[Information given start]

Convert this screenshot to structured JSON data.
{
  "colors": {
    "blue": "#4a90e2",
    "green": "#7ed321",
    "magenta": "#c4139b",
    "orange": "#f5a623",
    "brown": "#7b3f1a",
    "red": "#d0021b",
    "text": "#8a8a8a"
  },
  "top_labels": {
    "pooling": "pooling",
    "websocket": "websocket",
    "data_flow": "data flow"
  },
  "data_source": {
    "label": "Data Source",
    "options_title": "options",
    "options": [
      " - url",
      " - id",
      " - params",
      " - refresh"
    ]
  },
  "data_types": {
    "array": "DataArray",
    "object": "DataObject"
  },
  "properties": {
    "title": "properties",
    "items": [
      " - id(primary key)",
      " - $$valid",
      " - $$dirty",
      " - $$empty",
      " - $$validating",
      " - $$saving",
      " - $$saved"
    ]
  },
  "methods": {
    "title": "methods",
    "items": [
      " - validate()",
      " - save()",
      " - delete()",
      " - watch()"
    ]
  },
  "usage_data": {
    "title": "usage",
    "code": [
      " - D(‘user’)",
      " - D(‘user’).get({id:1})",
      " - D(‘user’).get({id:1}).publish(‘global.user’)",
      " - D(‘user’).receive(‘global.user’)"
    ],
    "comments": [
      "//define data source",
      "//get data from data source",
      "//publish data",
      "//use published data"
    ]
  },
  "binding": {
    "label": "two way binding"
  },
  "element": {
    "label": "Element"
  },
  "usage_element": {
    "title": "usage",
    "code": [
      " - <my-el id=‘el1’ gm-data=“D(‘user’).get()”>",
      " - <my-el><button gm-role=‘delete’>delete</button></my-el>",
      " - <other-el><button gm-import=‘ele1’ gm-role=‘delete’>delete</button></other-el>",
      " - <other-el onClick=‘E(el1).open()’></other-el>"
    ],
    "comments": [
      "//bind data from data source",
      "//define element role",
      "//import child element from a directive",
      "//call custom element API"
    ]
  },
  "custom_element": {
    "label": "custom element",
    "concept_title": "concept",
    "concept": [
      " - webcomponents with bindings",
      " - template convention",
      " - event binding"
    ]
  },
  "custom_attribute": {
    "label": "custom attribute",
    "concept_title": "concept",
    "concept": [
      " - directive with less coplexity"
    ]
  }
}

[Information given end]

▶ [Short task]: Select every line where the word "delete" occurs.

▶ [Task result]:
      " - delete()",
      " - <my-el><button gm-role=‘delete’>delete</button></my-el>",
      " - <other-el><button gm-import=‘ele1’ gm-role=‘delete’>delete</button></other-el>",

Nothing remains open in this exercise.